▶ Exercise input:

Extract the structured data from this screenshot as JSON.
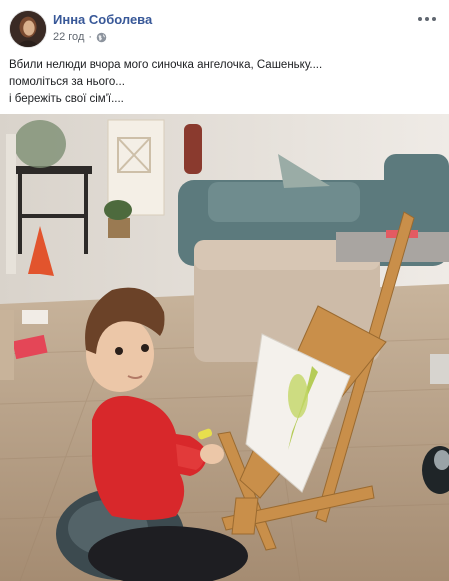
{
  "post": {
    "author": "Инна Соболева",
    "timestamp": "22 год",
    "separator": "·",
    "privacy_icon": "globe-icon",
    "more_icon": "more-options-icon",
    "text_lines": [
      "Вбили нелюди вчора мого синочка ангелочка, Сашеньку....",
      "помоліться за нього...",
      "і бережіть свої сім'ї...."
    ]
  },
  "photo": {
    "subject": "child-painting-at-easel",
    "colors": {
      "floor": "#b9a38a",
      "wall": "#e9e3dc",
      "sofa": "#5c7a7d",
      "ottoman": "#cdbba8",
      "sweater": "#d8282b",
      "easel": "#c98f4a"
    }
  },
  "theme": {
    "link_color": "#385898",
    "meta_color": "#606770",
    "text_color": "#1c1e21"
  }
}
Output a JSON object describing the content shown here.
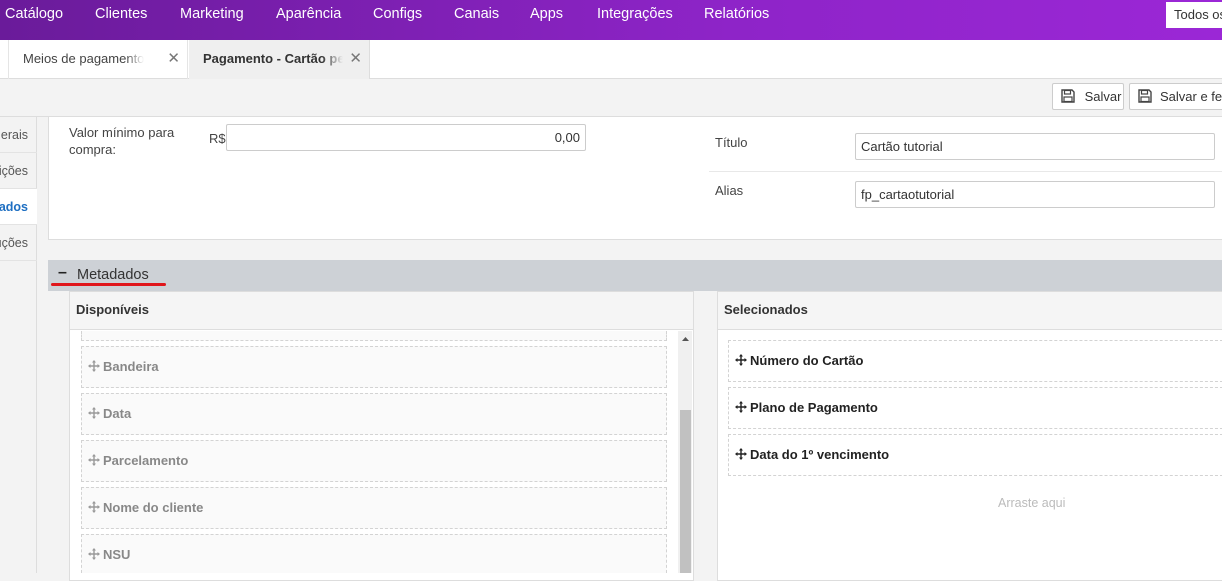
{
  "nav": {
    "items": [
      "Catálogo",
      "Clientes",
      "Marketing",
      "Aparência",
      "Configs",
      "Canais",
      "Apps",
      "Integrações",
      "Relatórios"
    ],
    "search_text": "Todos os"
  },
  "tabs": [
    {
      "label": "Meios de pagamento",
      "close": "✕"
    },
    {
      "label": "Pagamento - Cartão personalizado",
      "close": "✕"
    }
  ],
  "toolbar": {
    "save_label": "Salvar",
    "save_close_label": "Salvar e fechar"
  },
  "sidebar": {
    "items": [
      "Gerais",
      "Restrições",
      "Metadados",
      "Instruções"
    ],
    "active_index": 2
  },
  "form": {
    "min_value_label": "Valor mínimo para compra:",
    "currency": "R$",
    "min_value": "0,00",
    "title_label": "Título",
    "title_value": "Cartão tutorial",
    "alias_label": "Alias",
    "alias_value": "fp_cartaotutorial"
  },
  "metadata": {
    "section_title": "Metadados",
    "collapse_symbol": "–",
    "available_title": "Disponíveis",
    "selected_title": "Selecionados",
    "available": [
      "Bandeira",
      "Data",
      "Parcelamento",
      "Nome do cliente",
      "NSU"
    ],
    "selected": [
      "Número do Cartão",
      "Plano de Pagamento",
      "Data do 1º vencimento"
    ],
    "drop_hint": "Arraste aqui"
  },
  "colors": {
    "nav_start": "#6a1b9a",
    "nav_end": "#9b27d6",
    "active_link": "#1e6fc2",
    "highlight_mark": "#e0161b"
  }
}
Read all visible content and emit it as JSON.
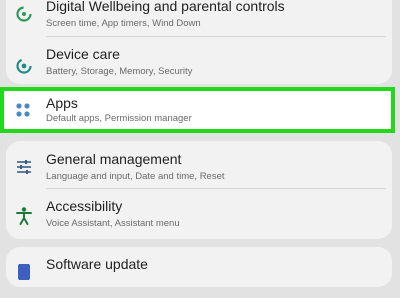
{
  "settings": {
    "wellbeing": {
      "title": "Digital Wellbeing and parental controls",
      "subtitle": "Screen time, App timers, Wind Down",
      "icon": "wellbeing-icon"
    },
    "device_care": {
      "title": "Device care",
      "subtitle": "Battery, Storage, Memory, Security",
      "icon": "device-care-icon"
    },
    "apps": {
      "title": "Apps",
      "subtitle": "Default apps, Permission manager",
      "icon": "apps-icon"
    },
    "general_management": {
      "title": "General management",
      "subtitle": "Language and input, Date and time, Reset",
      "icon": "sliders-icon"
    },
    "accessibility": {
      "title": "Accessibility",
      "subtitle": "Voice Assistant, Assistant menu",
      "icon": "accessibility-icon"
    },
    "software_update": {
      "title": "Software update",
      "icon": "software-update-icon"
    }
  },
  "colors": {
    "highlight_border": "#22d81b",
    "green_icon": "#2e9a5a",
    "teal_icon": "#1f8c8a",
    "blue_icon": "#4a88c9",
    "sliders_icon": "#3b5f86",
    "accessibility_icon": "#1f7a3a"
  }
}
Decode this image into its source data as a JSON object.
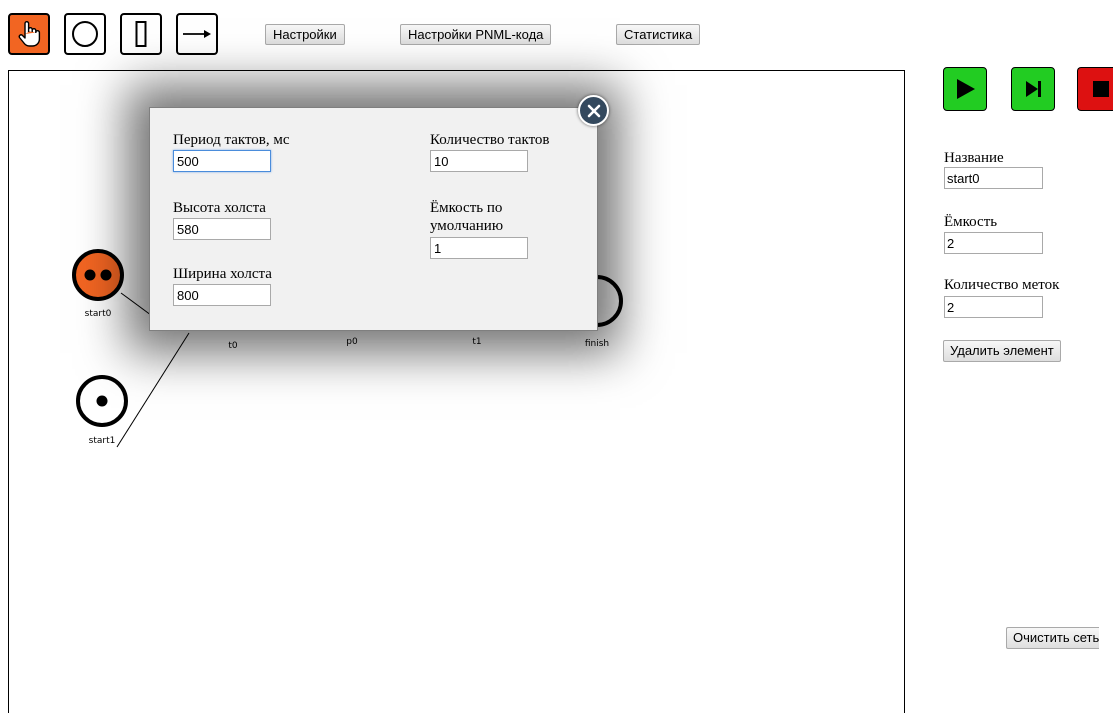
{
  "toolbar": {
    "tools": [
      {
        "name": "pointer-tool",
        "icon": "hand-pointer-icon",
        "active": true
      },
      {
        "name": "place-tool",
        "icon": "circle-icon",
        "active": false
      },
      {
        "name": "transition-tool",
        "icon": "rectangle-icon",
        "active": false
      },
      {
        "name": "arc-tool",
        "icon": "arrow-right-icon",
        "active": false
      }
    ],
    "settings_label": "Настройки",
    "pnml_settings_label": "Настройки PNML-кода",
    "statistics_label": "Статистика"
  },
  "net": {
    "places": [
      {
        "name": "start0",
        "tokens": 2,
        "selected": true
      },
      {
        "name": "start1",
        "tokens": 1,
        "selected": false
      },
      {
        "name": "finish",
        "tokens": 0,
        "selected": false
      }
    ],
    "labels": [
      "t0",
      "p0",
      "t1"
    ]
  },
  "settings_modal": {
    "period_label": "Период тактов, мс",
    "period_value": "500",
    "height_label": "Высота холста",
    "height_value": "580",
    "width_label": "Ширина холста",
    "width_value": "800",
    "ticks_label": "Количество тактов",
    "ticks_value": "10",
    "default_capacity_label_line1": "Ёмкость по",
    "default_capacity_label_line2": "умолчанию",
    "default_capacity_value": "1"
  },
  "properties": {
    "name_label": "Название",
    "name_value": "start0",
    "capacity_label": "Ёмкость",
    "capacity_value": "2",
    "tokens_label": "Количество меток",
    "tokens_value": "2",
    "delete_label": "Удалить элемент",
    "clear_label": "Очистить сеть"
  },
  "colors": {
    "accent_orange": "#f26522",
    "play_green": "#22cc22",
    "stop_red": "#dd1111",
    "close_button": "#34495e"
  }
}
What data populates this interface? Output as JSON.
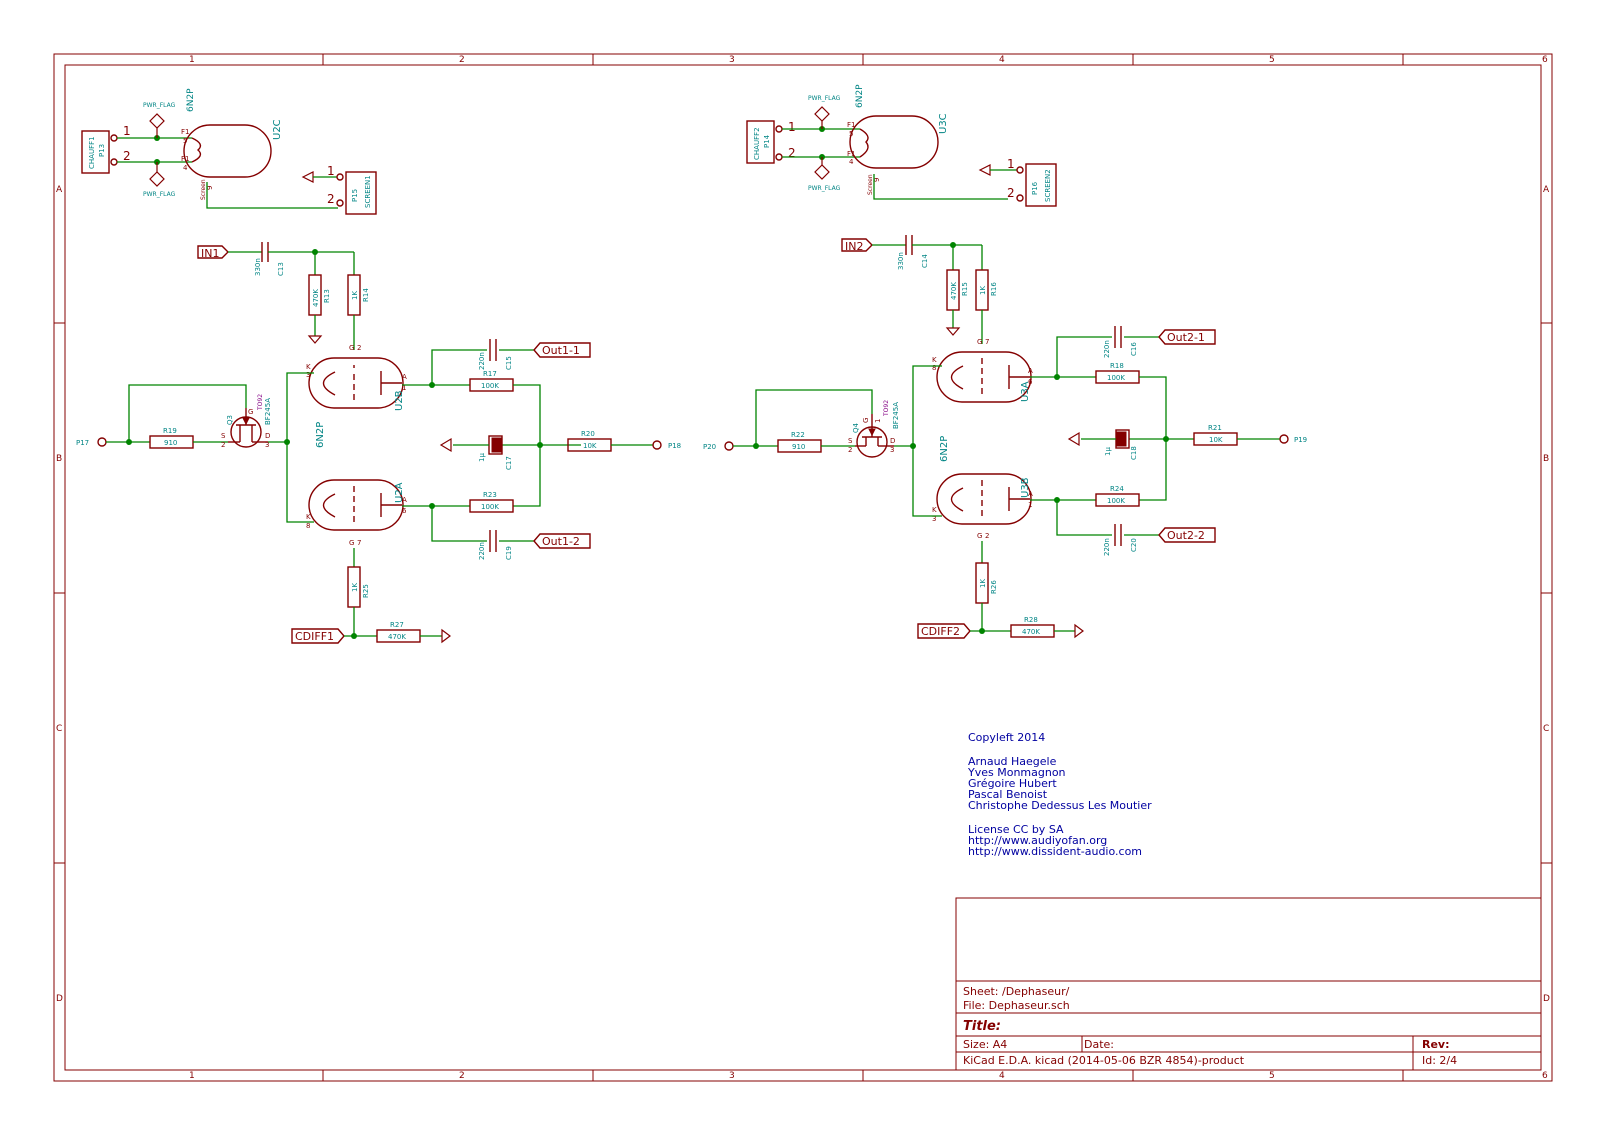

▶ Task details:
Print the entries above exactly, taking out only the pictures.

▶ Answer for the task:
Extract the structured data from this screenshot as JSON.
{
  "post": {
    "author": "Инна Соболева",
    "timestamp": "22 год",
    "separator": "·",
    "privacy_icon": "globe-icon",
    "more_icon": "more-options-icon",
    "text_lines": [
      "Вбили нелюди вчора мого синочка ангелочка, Сашеньку....",
      "помоліться за нього...",
      "і бережіть свої сім'ї...."
    ]
  },
  "photo": {
    "subject": "child-painting-at-easel",
    "colors": {
      "floor": "#b9a38a",
      "wall": "#e9e3dc",
      "sofa": "#5c7a7d",
      "ottoman": "#cdbba8",
      "sweater": "#d8282b",
      "easel": "#c98f4a"
    }
  },
  "theme": {
    "link_color": "#385898",
    "meta_color": "#606770",
    "text_color": "#1c1e21"
  }
}
Output a JSON object describing the content shown here.
{
  "nav": {
    "items": [
      "Catálogo",
      "Clientes",
      "Marketing",
      "Aparência",
      "Configs",
      "Canais",
      "Apps",
      "Integrações",
      "Relatórios"
    ],
    "search_text": "Todos os"
  },
  "tabs": [
    {
      "label": "Meios de pagamento",
      "close": "✕"
    },
    {
      "label": "Pagamento - Cartão personalizado",
      "close": "✕"
    }
  ],
  "toolbar": {
    "save_label": "Salvar",
    "save_close_label": "Salvar e fechar"
  },
  "sidebar": {
    "items": [
      "Gerais",
      "Restrições",
      "Metadados",
      "Instruções"
    ],
    "active_index": 2
  },
  "form": {
    "min_value_label": "Valor mínimo para compra:",
    "currency": "R$",
    "min_value": "0,00",
    "title_label": "Título",
    "title_value": "Cartão tutorial",
    "alias_label": "Alias",
    "alias_value": "fp_cartaotutorial"
  },
  "metadata": {
    "section_title": "Metadados",
    "collapse_symbol": "–",
    "available_title": "Disponíveis",
    "selected_title": "Selecionados",
    "available": [
      "Bandeira",
      "Data",
      "Parcelamento",
      "Nome do cliente",
      "NSU"
    ],
    "selected": [
      "Número do Cartão",
      "Plano de Pagamento",
      "Data do 1º vencimento"
    ],
    "drop_hint": "Arraste aqui"
  },
  "colors": {
    "nav_start": "#6a1b9a",
    "nav_end": "#9b27d6",
    "active_link": "#1e6fc2",
    "highlight_mark": "#e0161b"
  }
}
Read all visible content and emit it as JSON.
{
  "settings": {
    "wellbeing": {
      "title": "Digital Wellbeing and parental controls",
      "subtitle": "Screen time, App timers, Wind Down",
      "icon": "wellbeing-icon"
    },
    "device_care": {
      "title": "Device care",
      "subtitle": "Battery, Storage, Memory, Security",
      "icon": "device-care-icon"
    },
    "apps": {
      "title": "Apps",
      "subtitle": "Default apps, Permission manager",
      "icon": "apps-icon"
    },
    "general_management": {
      "title": "General management",
      "subtitle": "Language and input, Date and time, Reset",
      "icon": "sliders-icon"
    },
    "accessibility": {
      "title": "Accessibility",
      "subtitle": "Voice Assistant, Assistant menu",
      "icon": "accessibility-icon"
    },
    "software_update": {
      "title": "Software update",
      "icon": "software-update-icon"
    }
  },
  "colors": {
    "highlight_border": "#22d81b",
    "green_icon": "#2e9a5a",
    "teal_icon": "#1f8c8a",
    "blue_icon": "#4a88c9",
    "sliders_icon": "#3b5f86",
    "accessibility_icon": "#1f7a3a"
  }
}
Decode this image into its source data as a JSON object.
{
  "toolbar": {
    "tools": [
      {
        "name": "pointer-tool",
        "icon": "hand-pointer-icon",
        "active": true
      },
      {
        "name": "place-tool",
        "icon": "circle-icon",
        "active": false
      },
      {
        "name": "transition-tool",
        "icon": "rectangle-icon",
        "active": false
      },
      {
        "name": "arc-tool",
        "icon": "arrow-right-icon",
        "active": false
      }
    ],
    "settings_label": "Настройки",
    "pnml_settings_label": "Настройки PNML-кода",
    "statistics_label": "Статистика"
  },
  "net": {
    "places": [
      {
        "name": "start0",
        "tokens": 2,
        "selected": true
      },
      {
        "name": "start1",
        "tokens": 1,
        "selected": false
      },
      {
        "name": "finish",
        "tokens": 0,
        "selected": false
      }
    ],
    "labels": [
      "t0",
      "p0",
      "t1"
    ]
  },
  "settings_modal": {
    "period_label": "Период тактов, мс",
    "period_value": "500",
    "height_label": "Высота холста",
    "height_value": "580",
    "width_label": "Ширина холста",
    "width_value": "800",
    "ticks_label": "Количество тактов",
    "ticks_value": "10",
    "default_capacity_label_line1": "Ёмкость по",
    "default_capacity_label_line2": "умолчанию",
    "default_capacity_value": "1"
  },
  "properties": {
    "name_label": "Название",
    "name_value": "start0",
    "capacity_label": "Ёмкость",
    "capacity_value": "2",
    "tokens_label": "Количество меток",
    "tokens_value": "2",
    "delete_label": "Удалить элемент",
    "clear_label": "Очистить сеть"
  },
  "colors": {
    "accent_orange": "#f26522",
    "play_green": "#22cc22",
    "stop_red": "#dd1111",
    "close_button": "#34495e"
  }
}
What data populates this interface? Output as JSON.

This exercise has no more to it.